Set task — Search the data below for "Requirements"; list each line that holds it.

Dataset records —
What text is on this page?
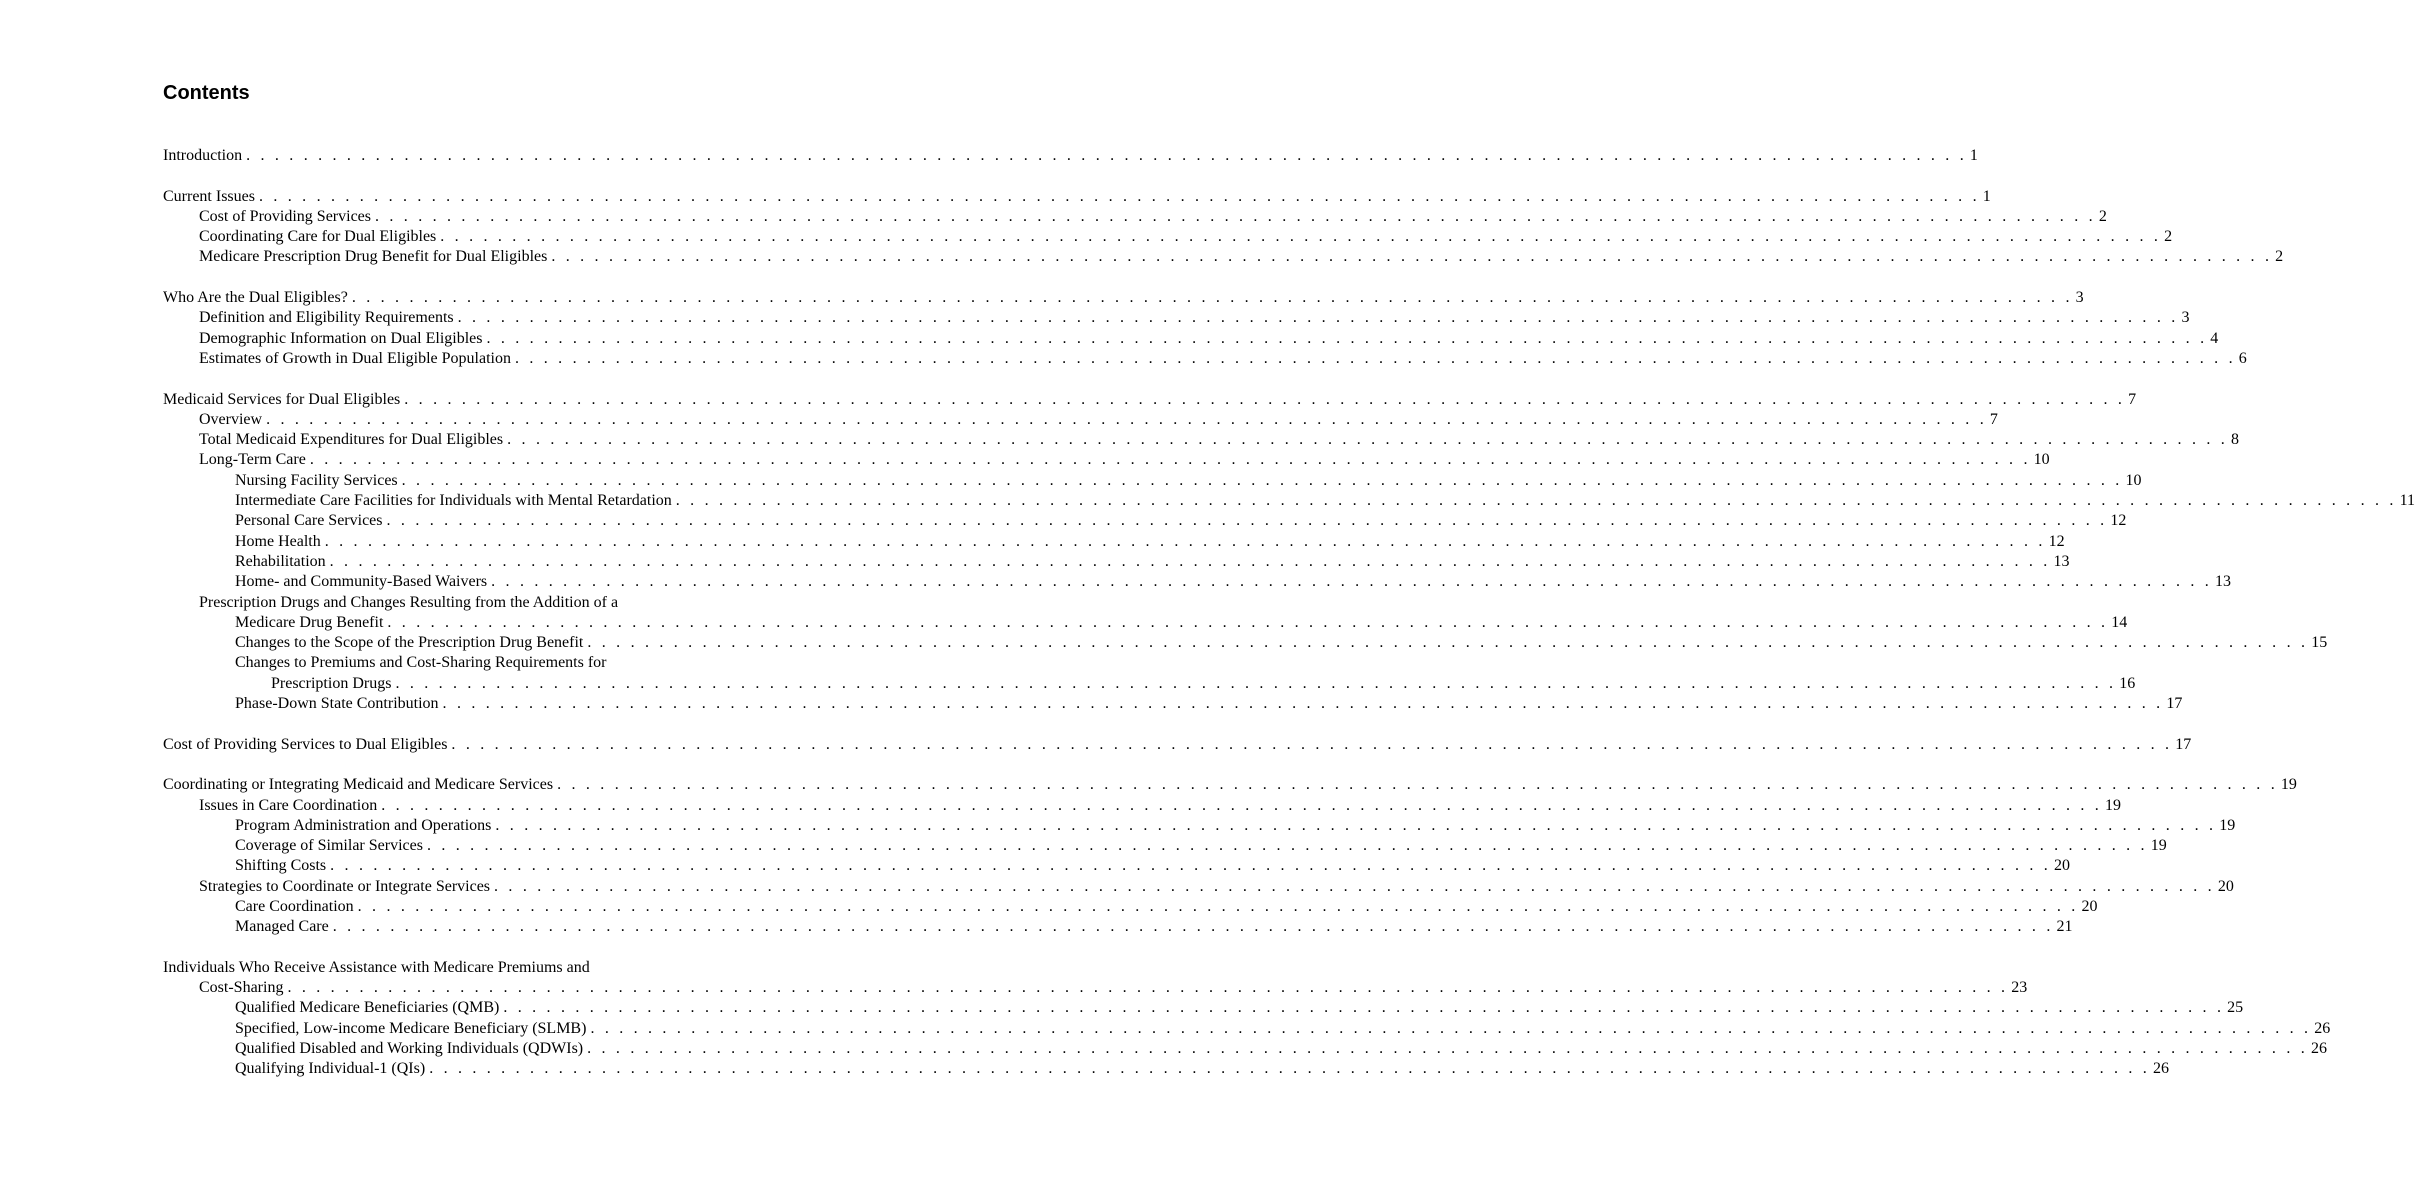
Contents
Introduction . . . . . . . . . . . . . . . . . . . . . . . . . . . . . . . . . . . . . . . . . . . . . . . . . . . . . . . . . . . . . . . . . . . . . . . . . . . . . . . . . . . . . . . . . . . . . . . . . . . . . . . . . . . . . . . . . . . . . . . . 1
Current Issues . . . . . . . . . . . . . . . . . . . . . . . . . . . . . . . . . . . . . . . . . . . . . . . . . . . . . . . . . . . . . . . . . . . . . . . . . . . . . . . . . . . . . . . . . . . . . . . . . . . . . . . . . . . . . . . . . . . . . . . . 1
Cost of Providing Services . . . . . . . . . . . . . . . . . . . . . . . . . . . . . . . . . . . . . . . . . . . . . . . . . . . . . . . . . . . . . . . . . . . . . . . . . . . . . . . . . . . . . . . . . . . . . . . . . . . . . . . . . . . . . . . . . . . . . . . . 2
Coordinating Care for Dual Eligibles . . . . . . . . . . . . . . . . . . . . . . . . . . . . . . . . . . . . . . . . . . . . . . . . . . . . . . . . . . . . . . . . . . . . . . . . . . . . . . . . . . . . . . . . . . . . . . . . . . . . . . . . . . . . . . . . . . . . . . . . 2
Medicare Prescription Drug Benefit for Dual Eligibles . . . . . . . . . . . . . . . . . . . . . . . . . . . . . . . . . . . . . . . . . . . . . . . . . . . . . . . . . . . . . . . . . . . . . . . . . . . . . . . . . . . . . . . . . . . . . . . . . . . . . . . . . . . . . . . . . . . . . . . . 2
Who Are the Dual Eligibles? . . . . . . . . . . . . . . . . . . . . . . . . . . . . . . . . . . . . . . . . . . . . . . . . . . . . . . . . . . . . . . . . . . . . . . . . . . . . . . . . . . . . . . . . . . . . . . . . . . . . . . . . . . . . . . . . . . . . . . . . 3
Definition and Eligibility Requirements . . . . . . . . . . . . . . . . . . . . . . . . . . . . . . . . . . . . . . . . . . . . . . . . . . . . . . . . . . . . . . . . . . . . . . . . . . . . . . . . . . . . . . . . . . . . . . . . . . . . . . . . . . . . . . . . . . . . . . . . 3
Demographic Information on Dual Eligibles . . . . . . . . . . . . . . . . . . . . . . . . . . . . . . . . . . . . . . . . . . . . . . . . . . . . . . . . . . . . . . . . . . . . . . . . . . . . . . . . . . . . . . . . . . . . . . . . . . . . . . . . . . . . . . . . . . . . . . . . 4
Estimates of Growth in Dual Eligible Population . . . . . . . . . . . . . . . . . . . . . . . . . . . . . . . . . . . . . . . . . . . . . . . . . . . . . . . . . . . . . . . . . . . . . . . . . . . . . . . . . . . . . . . . . . . . . . . . . . . . . . . . . . . . . . . . . . . . . . . . 6
Medicaid Services for Dual Eligibles . . . . . . . . . . . . . . . . . . . . . . . . . . . . . . . . . . . . . . . . . . . . . . . . . . . . . . . . . . . . . . . . . . . . . . . . . . . . . . . . . . . . . . . . . . . . . . . . . . . . . . . . . . . . . . . . . . . . . . . . 7
Overview . . . . . . . . . . . . . . . . . . . . . . . . . . . . . . . . . . . . . . . . . . . . . . . . . . . . . . . . . . . . . . . . . . . . . . . . . . . . . . . . . . . . . . . . . . . . . . . . . . . . . . . . . . . . . . . . . . . . . . . . 7
Total Medicaid Expenditures for Dual Eligibles . . . . . . . . . . . . . . . . . . . . . . . . . . . . . . . . . . . . . . . . . . . . . . . . . . . . . . . . . . . . . . . . . . . . . . . . . . . . . . . . . . . . . . . . . . . . . . . . . . . . . . . . . . . . . . . . . . . . . . . . 8
Long-Term Care . . . . . . . . . . . . . . . . . . . . . . . . . . . . . . . . . . . . . . . . . . . . . . . . . . . . . . . . . . . . . . . . . . . . . . . . . . . . . . . . . . . . . . . . . . . . . . . . . . . . . . . . . . . . . . . . . . . . . . . . 10
Nursing Facility Services . . . . . . . . . . . . . . . . . . . . . . . . . . . . . . . . . . . . . . . . . . . . . . . . . . . . . . . . . . . . . . . . . . . . . . . . . . . . . . . . . . . . . . . . . . . . . . . . . . . . . . . . . . . . . . . . . . . . . . . . 10
Intermediate Care Facilities for Individuals with Mental Retardation . . . . . . . . . . . . . . . . . . . . . . . . . . . . . . . . . . . . . . . . . . . . . . . . . . . . . . . . . . . . . . . . . . . . . . . . . . . . . . . . . . . . . . . . . . . . . . . . . . . . . . . . . . . . . . . . . . . . . . . . 11
Personal Care Services . . . . . . . . . . . . . . . . . . . . . . . . . . . . . . . . . . . . . . . . . . . . . . . . . . . . . . . . . . . . . . . . . . . . . . . . . . . . . . . . . . . . . . . . . . . . . . . . . . . . . . . . . . . . . . . . . . . . . . . . 12
Home Health . . . . . . . . . . . . . . . . . . . . . . . . . . . . . . . . . . . . . . . . . . . . . . . . . . . . . . . . . . . . . . . . . . . . . . . . . . . . . . . . . . . . . . . . . . . . . . . . . . . . . . . . . . . . . . . . . . . . . . . . 12
Rehabilitation . . . . . . . . . . . . . . . . . . . . . . . . . . . . . . . . . . . . . . . . . . . . . . . . . . . . . . . . . . . . . . . . . . . . . . . . . . . . . . . . . . . . . . . . . . . . . . . . . . . . . . . . . . . . . . . . . . . . . . . . 13
Home- and Community-Based Waivers . . . . . . . . . . . . . . . . . . . . . . . . . . . . . . . . . . . . . . . . . . . . . . . . . . . . . . . . . . . . . . . . . . . . . . . . . . . . . . . . . . . . . . . . . . . . . . . . . . . . . . . . . . . . . . . . . . . . . . . . 13
Prescription Drugs and Changes Resulting from the Addition of a
Medicare Drug Benefit . . . . . . . . . . . . . . . . . . . . . . . . . . . . . . . . . . . . . . . . . . . . . . . . . . . . . . . . . . . . . . . . . . . . . . . . . . . . . . . . . . . . . . . . . . . . . . . . . . . . . . . . . . . . . . . . . . . . . . . . 14
Changes to the Scope of the Prescription Drug Benefit . . . . . . . . . . . . . . . . . . . . . . . . . . . . . . . . . . . . . . . . . . . . . . . . . . . . . . . . . . . . . . . . . . . . . . . . . . . . . . . . . . . . . . . . . . . . . . . . . . . . . . . . . . . . . . . . . . . . . . . . 15
Changes to Premiums and Cost-Sharing Requirements for
Prescription Drugs . . . . . . . . . . . . . . . . . . . . . . . . . . . . . . . . . . . . . . . . . . . . . . . . . . . . . . . . . . . . . . . . . . . . . . . . . . . . . . . . . . . . . . . . . . . . . . . . . . . . . . . . . . . . . . . . . . . . . . . . 16
Phase-Down State Contribution . . . . . . . . . . . . . . . . . . . . . . . . . . . . . . . . . . . . . . . . . . . . . . . . . . . . . . . . . . . . . . . . . . . . . . . . . . . . . . . . . . . . . . . . . . . . . . . . . . . . . . . . . . . . . . . . . . . . . . . . 17
Cost of Providing Services to Dual Eligibles . . . . . . . . . . . . . . . . . . . . . . . . . . . . . . . . . . . . . . . . . . . . . . . . . . . . . . . . . . . . . . . . . . . . . . . . . . . . . . . . . . . . . . . . . . . . . . . . . . . . . . . . . . . . . . . . . . . . . . . . 17
Coordinating or Integrating Medicaid and Medicare Services . . . . . . . . . . . . . . . . . . . . . . . . . . . . . . . . . . . . . . . . . . . . . . . . . . . . . . . . . . . . . . . . . . . . . . . . . . . . . . . . . . . . . . . . . . . . . . . . . . . . . . . . . . . . . . . . . . . . . . . . 19
Issues in Care Coordination . . . . . . . . . . . . . . . . . . . . . . . . . . . . . . . . . . . . . . . . . . . . . . . . . . . . . . . . . . . . . . . . . . . . . . . . . . . . . . . . . . . . . . . . . . . . . . . . . . . . . . . . . . . . . . . . . . . . . . . . 19
Program Administration and Operations . . . . . . . . . . . . . . . . . . . . . . . . . . . . . . . . . . . . . . . . . . . . . . . . . . . . . . . . . . . . . . . . . . . . . . . . . . . . . . . . . . . . . . . . . . . . . . . . . . . . . . . . . . . . . . . . . . . . . . . . 19
Coverage of Similar Services . . . . . . . . . . . . . . . . . . . . . . . . . . . . . . . . . . . . . . . . . . . . . . . . . . . . . . . . . . . . . . . . . . . . . . . . . . . . . . . . . . . . . . . . . . . . . . . . . . . . . . . . . . . . . . . . . . . . . . . . 19
Shifting Costs . . . . . . . . . . . . . . . . . . . . . . . . . . . . . . . . . . . . . . . . . . . . . . . . . . . . . . . . . . . . . . . . . . . . . . . . . . . . . . . . . . . . . . . . . . . . . . . . . . . . . . . . . . . . . . . . . . . . . . . . 20
Strategies to Coordinate or Integrate Services . . . . . . . . . . . . . . . . . . . . . . . . . . . . . . . . . . . . . . . . . . . . . . . . . . . . . . . . . . . . . . . . . . . . . . . . . . . . . . . . . . . . . . . . . . . . . . . . . . . . . . . . . . . . . . . . . . . . . . . . 20
Care Coordination . . . . . . . . . . . . . . . . . . . . . . . . . . . . . . . . . . . . . . . . . . . . . . . . . . . . . . . . . . . . . . . . . . . . . . . . . . . . . . . . . . . . . . . . . . . . . . . . . . . . . . . . . . . . . . . . . . . . . . . . 20
Managed Care . . . . . . . . . . . . . . . . . . . . . . . . . . . . . . . . . . . . . . . . . . . . . . . . . . . . . . . . . . . . . . . . . . . . . . . . . . . . . . . . . . . . . . . . . . . . . . . . . . . . . . . . . . . . . . . . . . . . . . . . 21
Individuals Who Receive Assistance with Medicare Premiums and
Cost-Sharing . . . . . . . . . . . . . . . . . . . . . . . . . . . . . . . . . . . . . . . . . . . . . . . . . . . . . . . . . . . . . . . . . . . . . . . . . . . . . . . . . . . . . . . . . . . . . . . . . . . . . . . . . . . . . . . . . . . . . . . . 23
Qualified Medicare Beneficiaries (QMB) . . . . . . . . . . . . . . . . . . . . . . . . . . . . . . . . . . . . . . . . . . . . . . . . . . . . . . . . . . . . . . . . . . . . . . . . . . . . . . . . . . . . . . . . . . . . . . . . . . . . . . . . . . . . . . . . . . . . . . . . 25
Specified, Low-income Medicare Beneficiary (SLMB) . . . . . . . . . . . . . . . . . . . . . . . . . . . . . . . . . . . . . . . . . . . . . . . . . . . . . . . . . . . . . . . . . . . . . . . . . . . . . . . . . . . . . . . . . . . . . . . . . . . . . . . . . . . . . . . . . . . . . . . . 26
Qualified Disabled and Working Individuals (QDWIs) . . . . . . . . . . . . . . . . . . . . . . . . . . . . . . . . . . . . . . . . . . . . . . . . . . . . . . . . . . . . . . . . . . . . . . . . . . . . . . . . . . . . . . . . . . . . . . . . . . . . . . . . . . . . . . . . . . . . . . . . 26
Qualifying Individual-1 (QIs) . . . . . . . . . . . . . . . . . . . . . . . . . . . . . . . . . . . . . . . . . . . . . . . . . . . . . . . . . . . . . . . . . . . . . . . . . . . . . . . . . . . . . . . . . . . . . . . . . . . . . . . . . . . . . . . . . . . . . . . . 26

Written answer —
Definition and Eligibility Requirements . . . . . . . . . . . . . . . . . . . . . . . . . . . . . . . . . . . . . . . . . . . . . . . . . . . . . . . . . . . . . . . . . . . . . . . . . . . . . . . . . . . . . . . . . . . . . . . . . . . . . . . . . . . . . . . . . . . . . . . . 3
Changes to Premiums and Cost-Sharing Requirements for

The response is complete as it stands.